- [Exercise requirements]
The records underneath are to be repeated exactly, with the pictures left out.

☆ ☆ ☆ ☆

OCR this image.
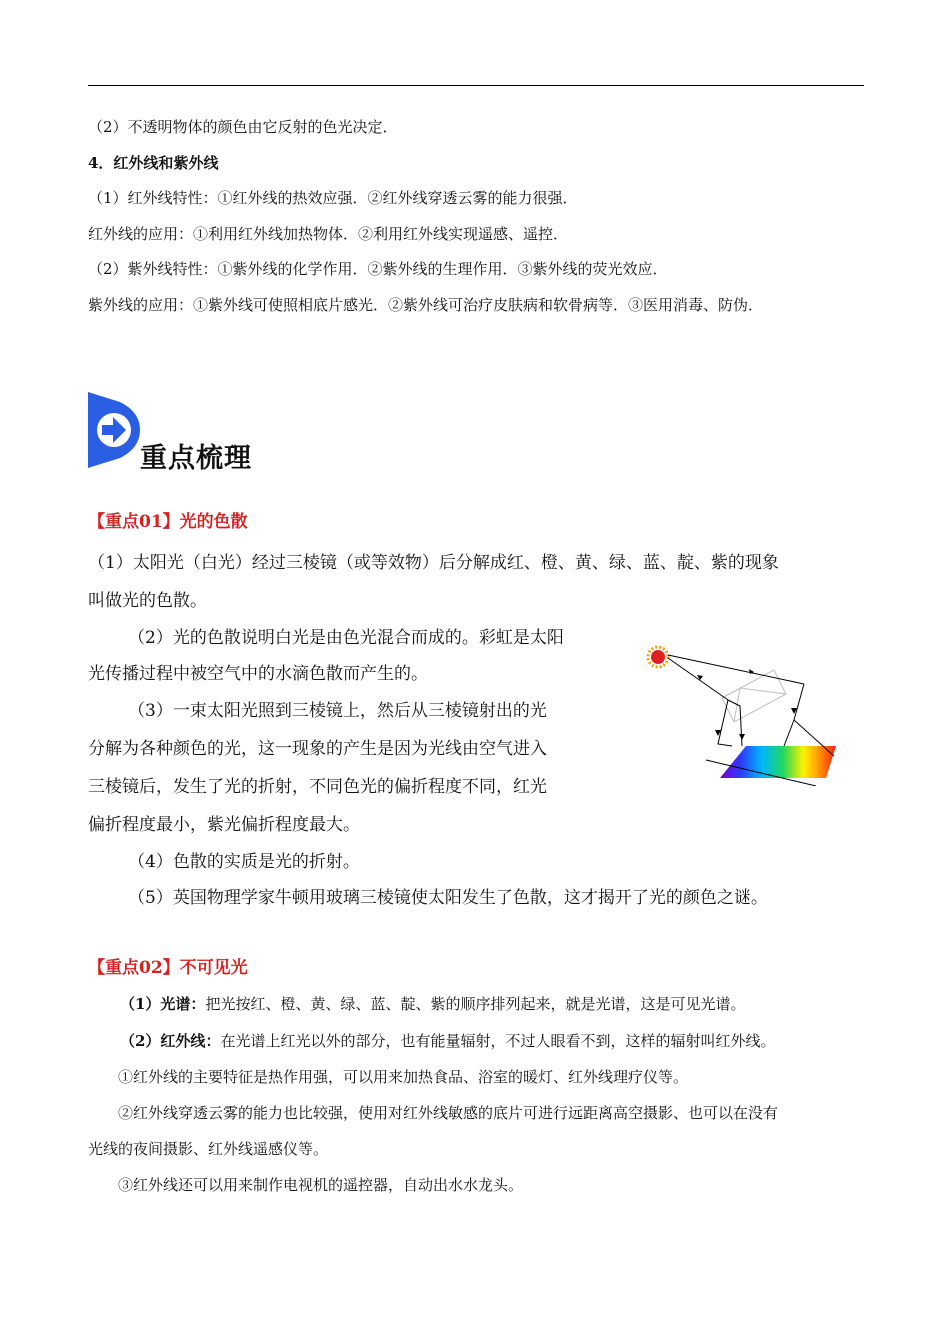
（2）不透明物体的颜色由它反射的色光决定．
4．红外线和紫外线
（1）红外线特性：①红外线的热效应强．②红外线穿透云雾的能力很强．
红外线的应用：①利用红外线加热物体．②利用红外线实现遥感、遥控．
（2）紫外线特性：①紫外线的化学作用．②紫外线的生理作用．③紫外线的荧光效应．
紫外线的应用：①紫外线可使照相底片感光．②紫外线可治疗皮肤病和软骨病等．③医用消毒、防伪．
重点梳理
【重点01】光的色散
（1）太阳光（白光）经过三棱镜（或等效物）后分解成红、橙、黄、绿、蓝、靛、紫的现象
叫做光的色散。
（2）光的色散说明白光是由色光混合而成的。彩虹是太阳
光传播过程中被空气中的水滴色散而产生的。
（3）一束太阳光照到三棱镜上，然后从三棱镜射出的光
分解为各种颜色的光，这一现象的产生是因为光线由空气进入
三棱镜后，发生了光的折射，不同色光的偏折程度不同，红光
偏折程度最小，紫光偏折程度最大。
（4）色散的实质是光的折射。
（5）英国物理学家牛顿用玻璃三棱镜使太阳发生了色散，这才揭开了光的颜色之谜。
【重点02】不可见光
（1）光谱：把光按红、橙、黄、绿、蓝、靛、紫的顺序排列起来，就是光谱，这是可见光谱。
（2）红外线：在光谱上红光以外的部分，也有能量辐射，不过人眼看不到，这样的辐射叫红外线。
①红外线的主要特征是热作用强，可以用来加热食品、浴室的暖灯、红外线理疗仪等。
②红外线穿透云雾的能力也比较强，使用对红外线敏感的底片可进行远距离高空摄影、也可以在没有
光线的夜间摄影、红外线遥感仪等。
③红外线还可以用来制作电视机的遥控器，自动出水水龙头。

☆ ☆ ☆ ☆

- [Written response]
OCR this image.
（2）不透明物体的颜色由它反射的色光决定．
4．红外线和紫外线
（1）红外线特性：①红外线的热效应强．②红外线穿透云雾的能力很强．
红外线的应用：①利用红外线加热物体．②利用红外线实现遥感、遥控．
（2）紫外线特性：①紫外线的化学作用．②紫外线的生理作用．③紫外线的荧光效应．
紫外线的应用：①紫外线可使照相底片感光．②紫外线可治疗皮肤病和软骨病等．③医用消毒、防伪．
重点梳理
【重点01】光的色散
（1）太阳光（白光）经过三棱镜（或等效物）后分解成红、橙、黄、绿、蓝、靛、紫的现象
叫做光的色散。
（2）光的色散说明白光是由色光混合而成的。彩虹是太阳
光传播过程中被空气中的水滴色散而产生的。
（3）一束太阳光照到三棱镜上，然后从三棱镜射出的光
分解为各种颜色的光，这一现象的产生是因为光线由空气进入
三棱镜后，发生了光的折射，不同色光的偏折程度不同，红光
偏折程度最小，紫光偏折程度最大。
（4）色散的实质是光的折射。
（5）英国物理学家牛顿用玻璃三棱镜使太阳发生了色散，这才揭开了光的颜色之谜。
【重点02】不可见光
（1）光谱：把光按红、橙、黄、绿、蓝、靛、紫的顺序排列起来，就是光谱，这是可见光谱。
（2）红外线：在光谱上红光以外的部分，也有能量辐射，不过人眼看不到，这样的辐射叫红外线。
①红外线的主要特征是热作用强，可以用来加热食品、浴室的暖灯、红外线理疗仪等。
②红外线穿透云雾的能力也比较强，使用对红外线敏感的底片可进行远距离高空摄影、也可以在没有
光线的夜间摄影、红外线遥感仪等。
③红外线还可以用来制作电视机的遥控器，自动出水水龙头。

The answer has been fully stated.